> _WORK TO BE COMPLETED_
Check each line of the listing, and copy it if it contains the word "пласта".

Saved entries

····················

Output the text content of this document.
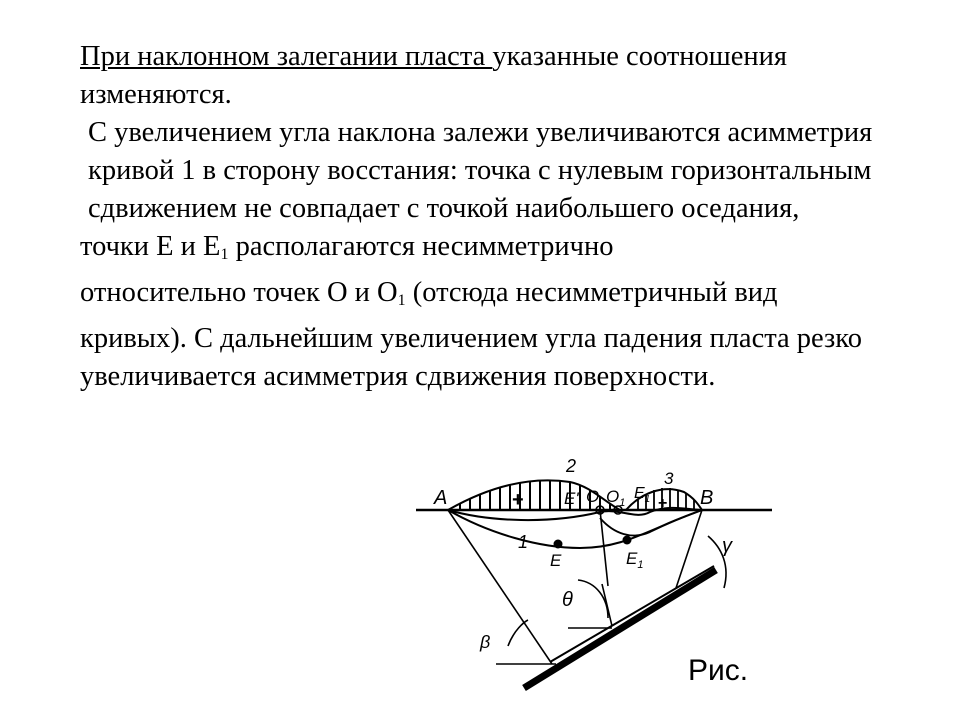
При наклонном залегании пласта указанные соотношения изменяются.

С увеличением угла наклона залежи увеличиваются асимметрия кривой 1 в сторону восстания: точка с нулевым горизонтальным сдвижением не совпадает с точкой наибольшего оседания,

точки Е и $Е_1$ располагаются несимметрично
относительно точек О и $О_1$ (отсюда несимметричный вид
кривых). С дальнейшим увеличением угла падения пласта резко увеличивается асимметрия сдвижения поверхности.

A	B
E' O $O_1$
$E_1$
2
3
+	+
1
E	$E_1$
θ
β
γ
Рис.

····················

> _FULL RESPONSE_
При наклонном залегании пласта указанные соотношения изменяются.
кривых). С дальнейшим увеличением угла падения пласта резко увеличивается асимметрия сдвижения поверхности.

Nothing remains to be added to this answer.